#### What to do:
Leave out the images; return the rest of the data exactly.

#### Supplied material:
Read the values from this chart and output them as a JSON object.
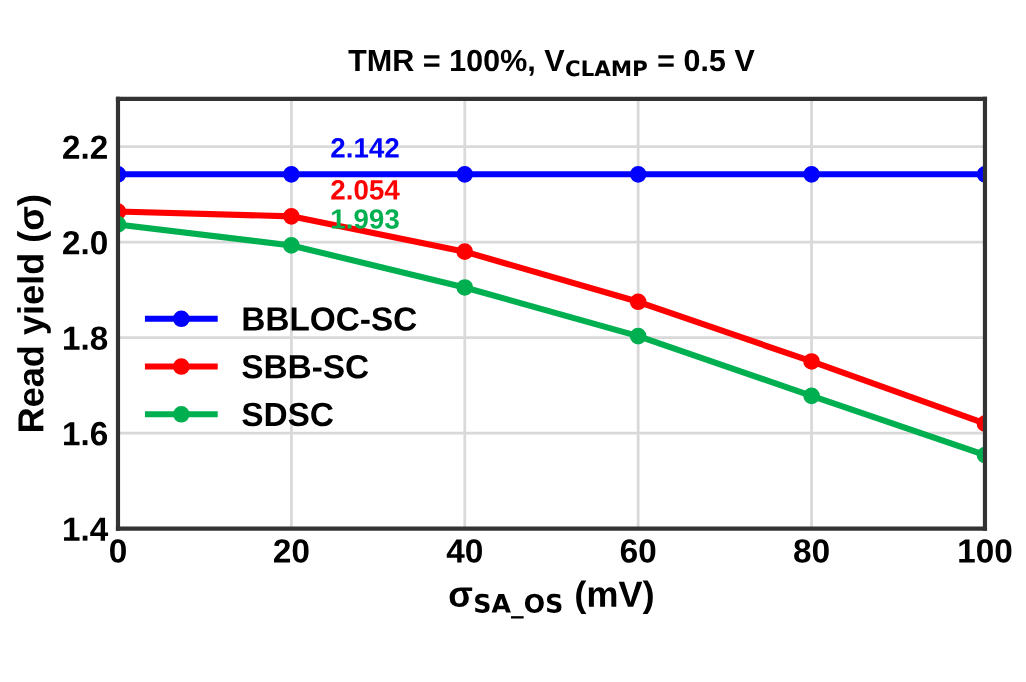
{
  "chart_data": {
    "type": "line",
    "title": "TMR = 100%, V$_{CLAMP}$ = 0.5 V",
    "xlabel": "σ$_{SA_OS}$ (mV)",
    "ylabel": "Read yield (σ)",
    "x": [
      0,
      20,
      40,
      60,
      80,
      100
    ],
    "series": [
      {
        "name": "BBLOC-SC",
        "color": "#0000ff",
        "values": [
          2.142,
          2.142,
          2.142,
          2.142,
          2.142,
          2.142
        ],
        "value_labels": [
          null,
          "2.142",
          null,
          null,
          null,
          null
        ]
      },
      {
        "name": "SBB-SC",
        "color": "#ff0000",
        "values": [
          2.064,
          2.054,
          1.98,
          1.875,
          1.75,
          1.62
        ],
        "value_labels": [
          null,
          "2.054",
          null,
          null,
          null,
          null
        ]
      },
      {
        "name": "SDSC",
        "color": "#00b050",
        "values": [
          2.037,
          1.993,
          1.905,
          1.803,
          1.678,
          1.554
        ],
        "value_labels": [
          null,
          "1.993",
          null,
          null,
          null,
          null
        ]
      }
    ],
    "xlim": [
      0,
      100
    ],
    "xticks": [
      0,
      20,
      40,
      60,
      80,
      100
    ],
    "ylim": [
      1.4,
      2.3
    ],
    "yticks": [
      {
        "value": 1.4,
        "label": "1.4"
      },
      {
        "value": 1.6,
        "label": "1.6"
      },
      {
        "value": 1.8,
        "label": "1.8"
      },
      {
        "value": 2.0,
        "label": "2.0"
      },
      {
        "value": 2.2,
        "label": "2.2"
      }
    ],
    "grid": true,
    "legend": "left",
    "marker": "circle",
    "line_style": "solid"
  }
}
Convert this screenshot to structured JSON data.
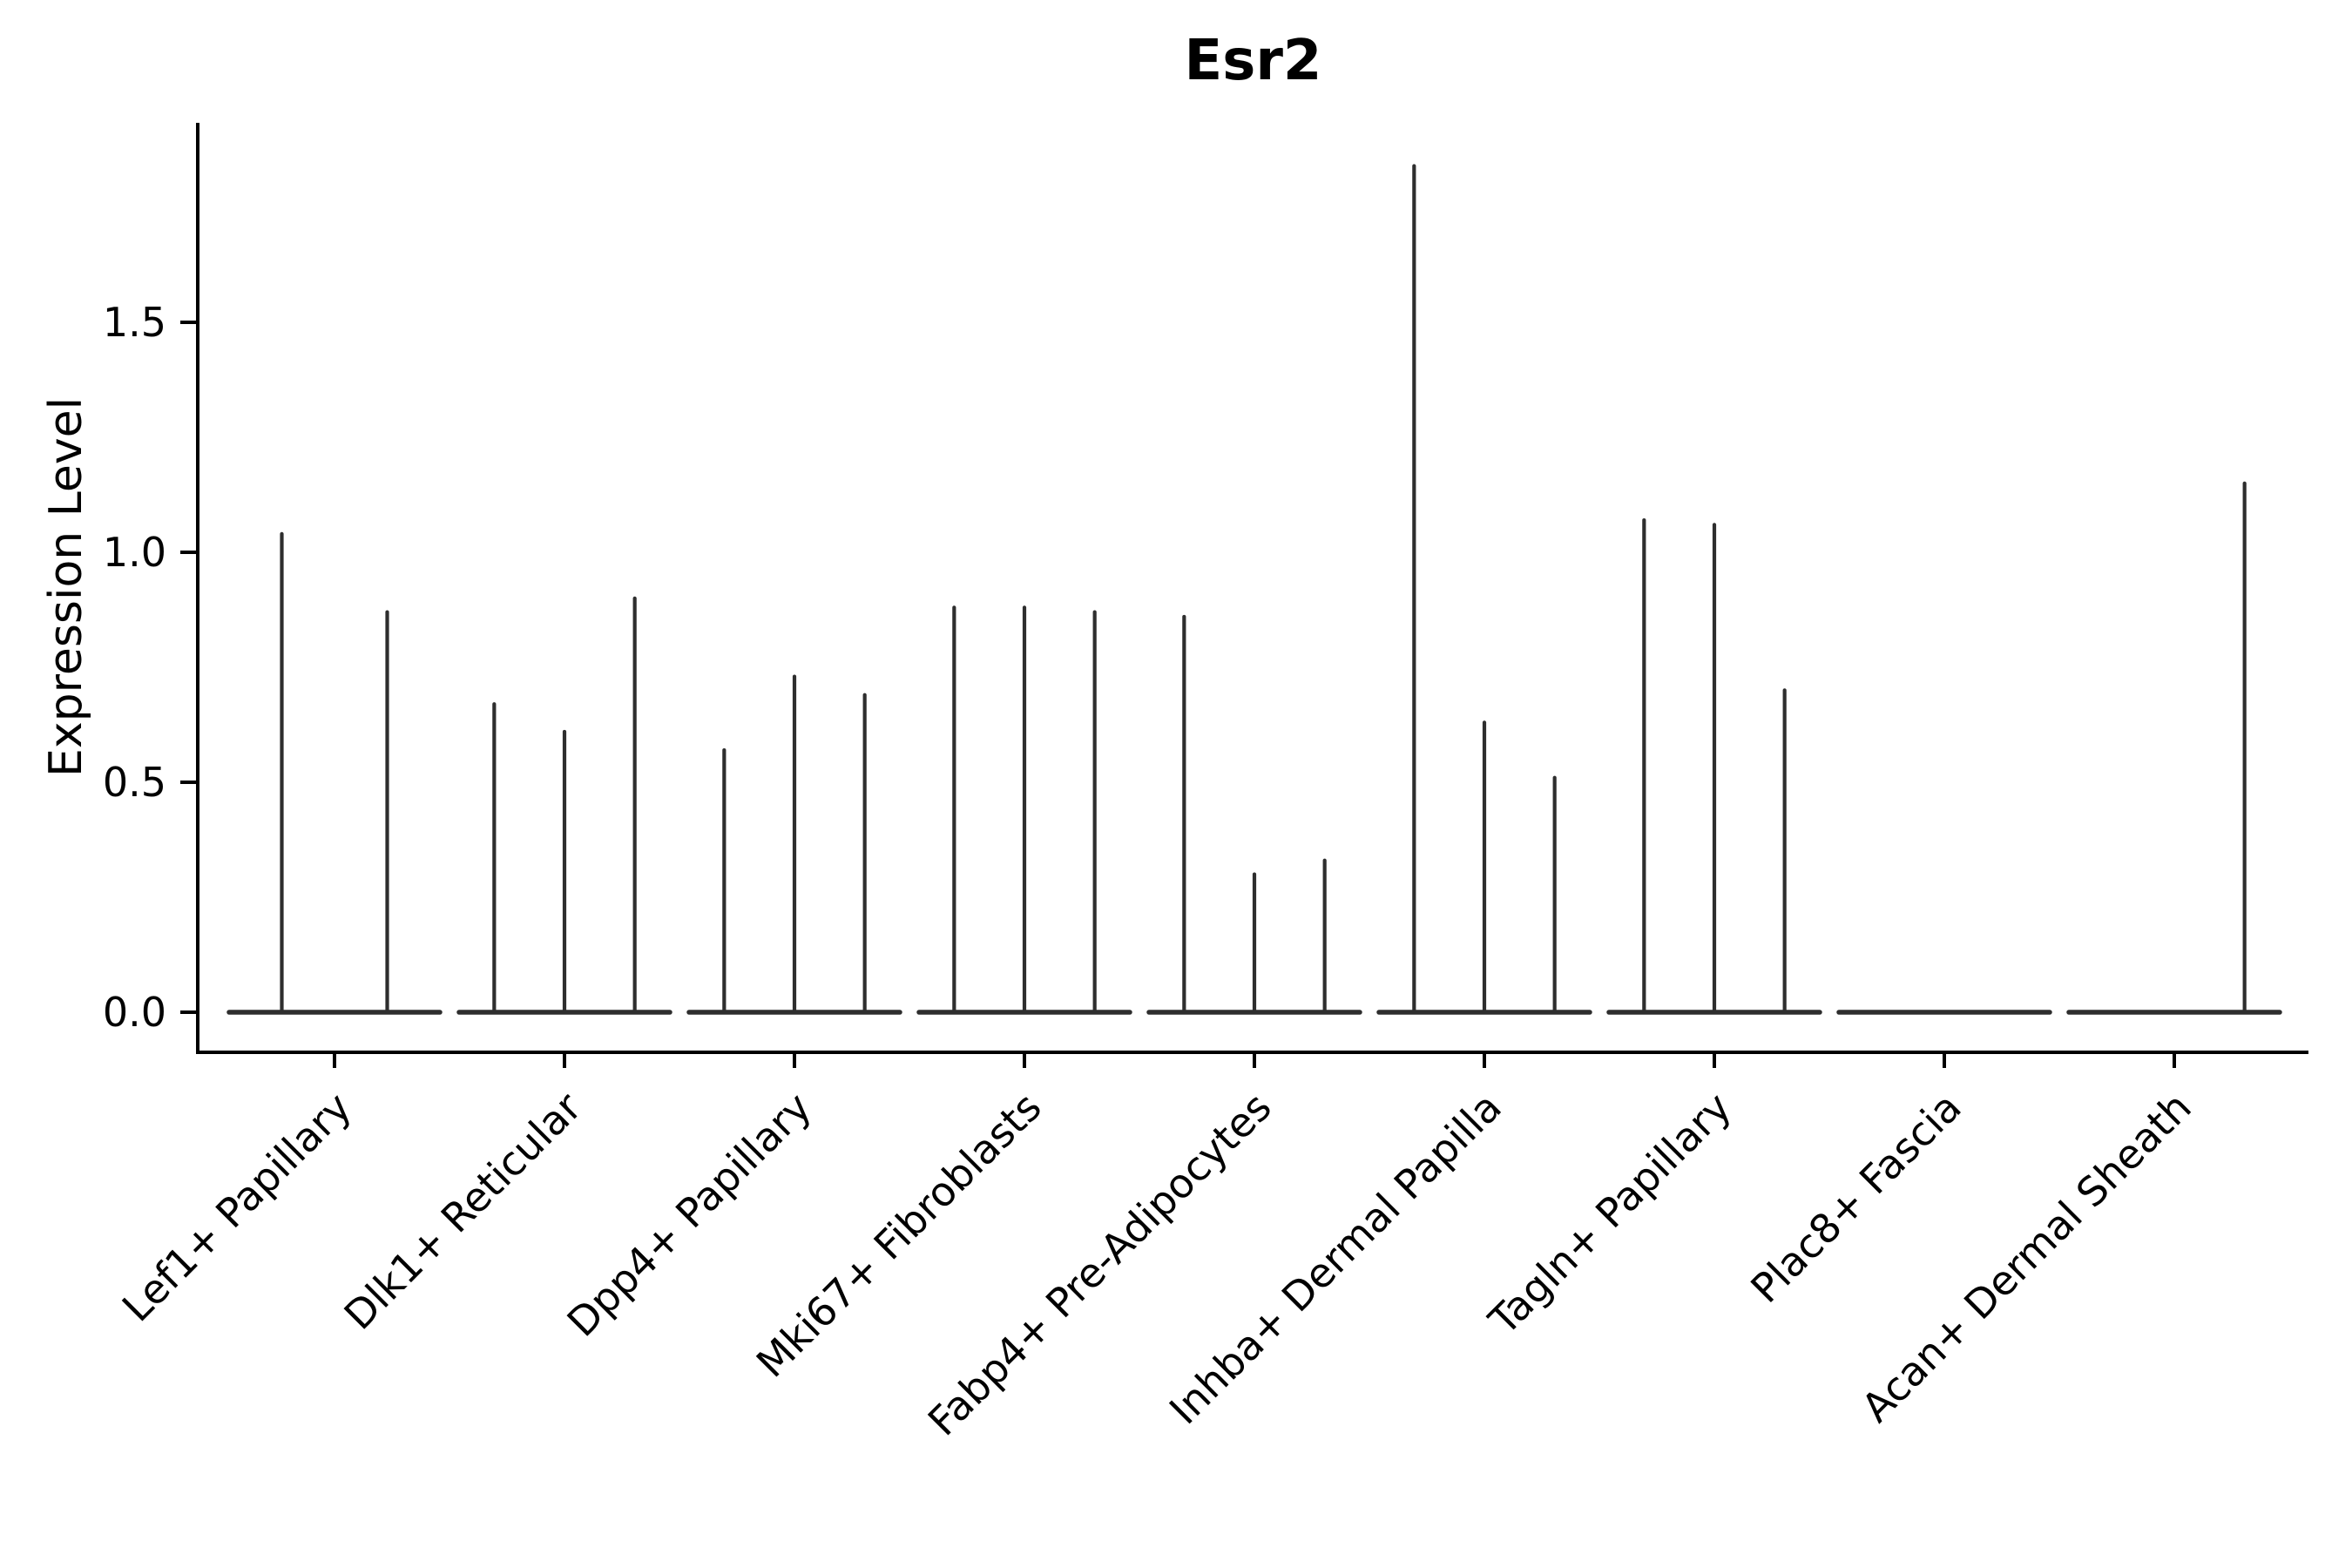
{
  "figure": {
    "title": "Esr2",
    "background": "#ffffff"
  },
  "chart_data": {
    "type": "violin",
    "title": "Esr2",
    "xlabel": "",
    "ylabel": "Expression Level",
    "yticks": [
      0.0,
      0.5,
      1.0,
      1.5
    ],
    "ylim": [
      -0.09,
      1.93
    ],
    "grid": false,
    "legend_position": "none",
    "categories": [
      "Lef1+ Papillary",
      "Dlk1+ Reticular",
      "Dpp4+ Papillary",
      "Mki67+ Fibroblasts",
      "Fabp4+ Pre-Adipocytes",
      "Inhba+ Dermal Papilla",
      "Tagln+ Papillary",
      "Plac8+ Fascia",
      "Acan+ Dermal Sheath"
    ],
    "violins": [
      {
        "category": "Lef1+ Papillary",
        "max_values": [
          1.04,
          0.87
        ]
      },
      {
        "category": "Dlk1+ Reticular",
        "max_values": [
          0.67,
          0.61,
          0.9
        ]
      },
      {
        "category": "Dpp4+ Papillary",
        "max_values": [
          0.57,
          0.73,
          0.69
        ]
      },
      {
        "category": "Mki67+ Fibroblasts",
        "max_values": [
          0.88,
          0.88,
          0.87
        ]
      },
      {
        "category": "Fabp4+ Pre-Adipocytes",
        "max_values": [
          0.86,
          0.3,
          0.33
        ]
      },
      {
        "category": "Inhba+ Dermal Papilla",
        "max_values": [
          1.84,
          0.63,
          0.51
        ]
      },
      {
        "category": "Tagln+ Papillary",
        "max_values": [
          1.07,
          1.06,
          0.7
        ]
      },
      {
        "category": "Plac8+ Fascia",
        "max_values": [
          0,
          0,
          0
        ]
      },
      {
        "category": "Acan+ Dermal Sheath",
        "max_values": [
          0,
          0,
          1.15
        ]
      }
    ],
    "colors": {
      "violin": "#2e2e2e",
      "axis": "#000000",
      "text": "#000000",
      "background": "#ffffff"
    }
  }
}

#### Task result:
Read the values from this chart and output them as a JSON object.
{
  "chart_data": {
    "type": "line",
    "title": "TMR = 100%, V$_{CLAMP}$ = 0.5 V",
    "xlabel": "σ$_{SA_OS}$ (mV)",
    "ylabel": "Read yield (σ)",
    "x": [
      0,
      20,
      40,
      60,
      80,
      100
    ],
    "series": [
      {
        "name": "BBLOC-SC",
        "color": "#0000ff",
        "values": [
          2.142,
          2.142,
          2.142,
          2.142,
          2.142,
          2.142
        ],
        "value_labels": [
          null,
          "2.142",
          null,
          null,
          null,
          null
        ]
      },
      {
        "name": "SBB-SC",
        "color": "#ff0000",
        "values": [
          2.064,
          2.054,
          1.98,
          1.875,
          1.75,
          1.62
        ],
        "value_labels": [
          null,
          "2.054",
          null,
          null,
          null,
          null
        ]
      },
      {
        "name": "SDSC",
        "color": "#00b050",
        "values": [
          2.037,
          1.993,
          1.905,
          1.803,
          1.678,
          1.554
        ],
        "value_labels": [
          null,
          "1.993",
          null,
          null,
          null,
          null
        ]
      }
    ],
    "xlim": [
      0,
      100
    ],
    "xticks": [
      0,
      20,
      40,
      60,
      80,
      100
    ],
    "ylim": [
      1.4,
      2.3
    ],
    "yticks": [
      {
        "value": 1.4,
        "label": "1.4"
      },
      {
        "value": 1.6,
        "label": "1.6"
      },
      {
        "value": 1.8,
        "label": "1.8"
      },
      {
        "value": 2.0,
        "label": "2.0"
      },
      {
        "value": 2.2,
        "label": "2.2"
      }
    ],
    "grid": true,
    "legend": "left",
    "marker": "circle",
    "line_style": "solid"
  }
}
Convert this screenshot to structured JSON data.
{
  "figure": {
    "title": "Esr2",
    "background": "#ffffff"
  },
  "chart_data": {
    "type": "violin",
    "title": "Esr2",
    "xlabel": "",
    "ylabel": "Expression Level",
    "yticks": [
      0.0,
      0.5,
      1.0,
      1.5
    ],
    "ylim": [
      -0.09,
      1.93
    ],
    "grid": false,
    "legend_position": "none",
    "categories": [
      "Lef1+ Papillary",
      "Dlk1+ Reticular",
      "Dpp4+ Papillary",
      "Mki67+ Fibroblasts",
      "Fabp4+ Pre-Adipocytes",
      "Inhba+ Dermal Papilla",
      "Tagln+ Papillary",
      "Plac8+ Fascia",
      "Acan+ Dermal Sheath"
    ],
    "violins": [
      {
        "category": "Lef1+ Papillary",
        "max_values": [
          1.04,
          0.87
        ]
      },
      {
        "category": "Dlk1+ Reticular",
        "max_values": [
          0.67,
          0.61,
          0.9
        ]
      },
      {
        "category": "Dpp4+ Papillary",
        "max_values": [
          0.57,
          0.73,
          0.69
        ]
      },
      {
        "category": "Mki67+ Fibroblasts",
        "max_values": [
          0.88,
          0.88,
          0.87
        ]
      },
      {
        "category": "Fabp4+ Pre-Adipocytes",
        "max_values": [
          0.86,
          0.3,
          0.33
        ]
      },
      {
        "category": "Inhba+ Dermal Papilla",
        "max_values": [
          1.84,
          0.63,
          0.51
        ]
      },
      {
        "category": "Tagln+ Papillary",
        "max_values": [
          1.07,
          1.06,
          0.7
        ]
      },
      {
        "category": "Plac8+ Fascia",
        "max_values": [
          0,
          0,
          0
        ]
      },
      {
        "category": "Acan+ Dermal Sheath",
        "max_values": [
          0,
          0,
          1.15
        ]
      }
    ],
    "colors": {
      "violin": "#2e2e2e",
      "axis": "#000000",
      "text": "#000000",
      "background": "#ffffff"
    }
  }
}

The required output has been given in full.